▶ _DATASET RECORDS_:
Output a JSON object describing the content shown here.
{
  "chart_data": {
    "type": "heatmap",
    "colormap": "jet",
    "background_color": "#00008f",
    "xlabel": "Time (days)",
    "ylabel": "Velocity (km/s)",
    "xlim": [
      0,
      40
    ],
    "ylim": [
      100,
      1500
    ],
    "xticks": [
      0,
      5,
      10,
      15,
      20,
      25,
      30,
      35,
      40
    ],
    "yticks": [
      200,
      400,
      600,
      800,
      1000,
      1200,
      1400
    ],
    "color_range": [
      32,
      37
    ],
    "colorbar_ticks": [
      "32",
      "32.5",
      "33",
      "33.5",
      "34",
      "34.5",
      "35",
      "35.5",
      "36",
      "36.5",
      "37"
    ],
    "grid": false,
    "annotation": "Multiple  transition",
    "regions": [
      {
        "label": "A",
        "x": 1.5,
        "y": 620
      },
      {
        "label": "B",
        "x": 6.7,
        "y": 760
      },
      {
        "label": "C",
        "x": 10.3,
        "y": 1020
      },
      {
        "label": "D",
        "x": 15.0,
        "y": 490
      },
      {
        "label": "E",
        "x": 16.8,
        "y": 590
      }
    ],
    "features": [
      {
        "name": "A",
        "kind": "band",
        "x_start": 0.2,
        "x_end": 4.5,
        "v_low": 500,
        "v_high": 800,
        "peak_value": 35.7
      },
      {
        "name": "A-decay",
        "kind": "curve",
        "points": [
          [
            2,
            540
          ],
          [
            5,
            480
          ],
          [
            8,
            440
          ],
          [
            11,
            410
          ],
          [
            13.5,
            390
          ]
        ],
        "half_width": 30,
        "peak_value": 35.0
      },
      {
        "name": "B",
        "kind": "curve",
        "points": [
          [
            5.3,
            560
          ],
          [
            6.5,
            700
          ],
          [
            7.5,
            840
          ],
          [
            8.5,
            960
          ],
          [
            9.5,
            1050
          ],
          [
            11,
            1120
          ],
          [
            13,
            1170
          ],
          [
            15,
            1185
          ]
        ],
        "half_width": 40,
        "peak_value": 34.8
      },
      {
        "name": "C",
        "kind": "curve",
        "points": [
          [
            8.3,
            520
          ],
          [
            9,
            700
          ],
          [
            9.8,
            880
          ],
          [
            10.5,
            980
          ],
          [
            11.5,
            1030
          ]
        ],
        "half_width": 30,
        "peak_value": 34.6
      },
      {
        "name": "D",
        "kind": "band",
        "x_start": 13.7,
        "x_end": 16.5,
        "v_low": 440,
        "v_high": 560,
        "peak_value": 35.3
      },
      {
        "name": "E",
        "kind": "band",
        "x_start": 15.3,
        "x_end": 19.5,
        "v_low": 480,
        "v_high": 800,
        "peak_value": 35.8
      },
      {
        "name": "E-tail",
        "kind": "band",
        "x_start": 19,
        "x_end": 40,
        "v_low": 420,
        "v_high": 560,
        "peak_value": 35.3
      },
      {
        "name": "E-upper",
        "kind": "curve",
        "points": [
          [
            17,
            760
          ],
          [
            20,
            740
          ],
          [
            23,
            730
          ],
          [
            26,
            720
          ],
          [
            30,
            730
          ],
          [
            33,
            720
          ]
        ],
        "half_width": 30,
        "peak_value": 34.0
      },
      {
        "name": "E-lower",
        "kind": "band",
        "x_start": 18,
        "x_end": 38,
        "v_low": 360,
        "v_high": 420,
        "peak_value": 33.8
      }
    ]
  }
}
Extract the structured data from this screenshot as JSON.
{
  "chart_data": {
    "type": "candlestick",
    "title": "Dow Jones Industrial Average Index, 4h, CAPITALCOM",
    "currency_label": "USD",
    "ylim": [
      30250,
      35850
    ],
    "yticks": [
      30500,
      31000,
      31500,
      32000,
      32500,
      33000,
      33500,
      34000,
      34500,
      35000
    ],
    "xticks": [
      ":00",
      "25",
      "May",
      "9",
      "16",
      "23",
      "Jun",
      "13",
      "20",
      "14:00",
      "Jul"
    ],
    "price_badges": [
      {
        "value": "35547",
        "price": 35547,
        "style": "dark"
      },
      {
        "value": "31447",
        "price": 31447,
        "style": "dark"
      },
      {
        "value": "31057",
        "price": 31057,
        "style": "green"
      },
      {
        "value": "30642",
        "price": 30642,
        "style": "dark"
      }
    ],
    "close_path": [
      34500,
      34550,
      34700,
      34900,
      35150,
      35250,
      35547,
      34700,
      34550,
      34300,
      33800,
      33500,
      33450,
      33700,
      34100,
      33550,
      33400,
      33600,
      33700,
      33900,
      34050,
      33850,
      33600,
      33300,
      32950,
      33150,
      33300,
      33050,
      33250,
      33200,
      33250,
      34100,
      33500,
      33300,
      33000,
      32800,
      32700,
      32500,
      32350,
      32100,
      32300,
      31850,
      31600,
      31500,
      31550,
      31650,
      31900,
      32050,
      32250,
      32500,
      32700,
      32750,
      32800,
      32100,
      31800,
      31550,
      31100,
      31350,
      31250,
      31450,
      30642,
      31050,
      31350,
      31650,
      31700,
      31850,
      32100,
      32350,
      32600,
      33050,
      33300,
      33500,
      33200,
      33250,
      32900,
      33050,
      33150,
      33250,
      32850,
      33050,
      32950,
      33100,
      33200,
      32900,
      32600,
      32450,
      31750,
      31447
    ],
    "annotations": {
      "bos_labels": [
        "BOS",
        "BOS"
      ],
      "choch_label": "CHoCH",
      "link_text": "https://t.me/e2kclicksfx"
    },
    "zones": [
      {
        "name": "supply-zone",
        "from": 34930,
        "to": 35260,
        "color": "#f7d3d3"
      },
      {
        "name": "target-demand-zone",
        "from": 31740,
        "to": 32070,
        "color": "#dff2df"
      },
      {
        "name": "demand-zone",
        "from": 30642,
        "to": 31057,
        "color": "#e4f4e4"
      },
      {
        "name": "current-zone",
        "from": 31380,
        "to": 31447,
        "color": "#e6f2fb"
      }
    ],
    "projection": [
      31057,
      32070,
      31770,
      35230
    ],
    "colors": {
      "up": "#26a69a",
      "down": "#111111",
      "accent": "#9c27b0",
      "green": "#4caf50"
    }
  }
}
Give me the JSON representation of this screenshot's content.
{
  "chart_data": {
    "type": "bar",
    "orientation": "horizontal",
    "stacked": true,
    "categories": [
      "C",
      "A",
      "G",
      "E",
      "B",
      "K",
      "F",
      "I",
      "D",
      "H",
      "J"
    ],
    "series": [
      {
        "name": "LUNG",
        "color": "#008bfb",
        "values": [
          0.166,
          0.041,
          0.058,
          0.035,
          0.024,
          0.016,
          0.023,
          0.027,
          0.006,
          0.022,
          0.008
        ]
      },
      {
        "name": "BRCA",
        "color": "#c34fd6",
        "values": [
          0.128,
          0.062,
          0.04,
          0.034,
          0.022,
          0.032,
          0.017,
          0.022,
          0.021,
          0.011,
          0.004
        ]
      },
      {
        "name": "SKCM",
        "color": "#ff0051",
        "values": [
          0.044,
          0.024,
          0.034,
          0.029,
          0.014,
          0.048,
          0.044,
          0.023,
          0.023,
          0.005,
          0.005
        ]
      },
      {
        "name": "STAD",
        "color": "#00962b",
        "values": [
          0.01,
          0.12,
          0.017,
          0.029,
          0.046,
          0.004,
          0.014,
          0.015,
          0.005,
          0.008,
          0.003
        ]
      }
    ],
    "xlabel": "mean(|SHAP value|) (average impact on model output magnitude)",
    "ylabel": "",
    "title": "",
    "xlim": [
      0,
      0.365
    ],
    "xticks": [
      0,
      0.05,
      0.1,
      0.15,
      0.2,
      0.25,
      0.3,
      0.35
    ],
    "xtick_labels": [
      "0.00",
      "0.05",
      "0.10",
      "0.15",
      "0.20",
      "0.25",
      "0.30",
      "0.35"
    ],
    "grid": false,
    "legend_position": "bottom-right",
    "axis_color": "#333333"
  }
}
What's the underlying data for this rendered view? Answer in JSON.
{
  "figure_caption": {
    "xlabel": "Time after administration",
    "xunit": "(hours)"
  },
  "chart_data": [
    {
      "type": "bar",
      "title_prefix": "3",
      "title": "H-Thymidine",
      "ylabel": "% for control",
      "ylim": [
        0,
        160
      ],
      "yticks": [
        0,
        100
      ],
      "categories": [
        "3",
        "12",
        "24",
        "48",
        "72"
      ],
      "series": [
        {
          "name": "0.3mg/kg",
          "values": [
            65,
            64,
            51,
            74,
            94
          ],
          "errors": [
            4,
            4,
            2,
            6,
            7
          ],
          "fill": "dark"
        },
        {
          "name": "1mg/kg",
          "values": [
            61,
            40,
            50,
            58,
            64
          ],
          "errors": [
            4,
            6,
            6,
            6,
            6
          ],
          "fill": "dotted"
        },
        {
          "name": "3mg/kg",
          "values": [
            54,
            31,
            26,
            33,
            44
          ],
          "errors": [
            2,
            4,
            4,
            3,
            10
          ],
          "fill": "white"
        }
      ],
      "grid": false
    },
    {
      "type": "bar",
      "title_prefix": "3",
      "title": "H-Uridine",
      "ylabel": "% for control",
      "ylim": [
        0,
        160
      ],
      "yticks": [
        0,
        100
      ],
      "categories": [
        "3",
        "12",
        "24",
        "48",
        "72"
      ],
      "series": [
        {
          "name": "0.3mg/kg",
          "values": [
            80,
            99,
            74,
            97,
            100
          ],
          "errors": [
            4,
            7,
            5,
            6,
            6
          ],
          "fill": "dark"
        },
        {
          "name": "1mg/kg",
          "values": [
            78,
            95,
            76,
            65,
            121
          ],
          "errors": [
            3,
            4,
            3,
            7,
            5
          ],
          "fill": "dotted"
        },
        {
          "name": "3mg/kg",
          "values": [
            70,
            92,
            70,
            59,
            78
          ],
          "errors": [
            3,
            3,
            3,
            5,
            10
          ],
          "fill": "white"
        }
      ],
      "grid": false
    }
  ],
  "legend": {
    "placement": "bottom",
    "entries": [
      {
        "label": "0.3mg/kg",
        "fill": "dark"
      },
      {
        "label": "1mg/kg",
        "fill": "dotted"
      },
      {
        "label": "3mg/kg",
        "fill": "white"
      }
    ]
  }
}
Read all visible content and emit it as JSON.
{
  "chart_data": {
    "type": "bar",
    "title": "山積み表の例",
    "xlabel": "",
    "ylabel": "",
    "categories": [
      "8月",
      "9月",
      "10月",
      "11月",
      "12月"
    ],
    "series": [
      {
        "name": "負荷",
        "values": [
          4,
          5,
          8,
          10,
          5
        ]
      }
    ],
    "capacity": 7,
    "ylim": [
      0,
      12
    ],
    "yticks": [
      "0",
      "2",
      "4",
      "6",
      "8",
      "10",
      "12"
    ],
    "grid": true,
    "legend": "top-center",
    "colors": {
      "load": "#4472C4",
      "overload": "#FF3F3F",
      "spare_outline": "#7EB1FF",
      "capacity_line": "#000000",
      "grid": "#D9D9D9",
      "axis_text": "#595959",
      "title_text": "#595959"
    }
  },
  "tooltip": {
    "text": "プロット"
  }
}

▶ _AIM_:
Among the lines above, how many contain the string "bottom"? State the number alone.

▶ _WRITTEN RESPONSE_:
2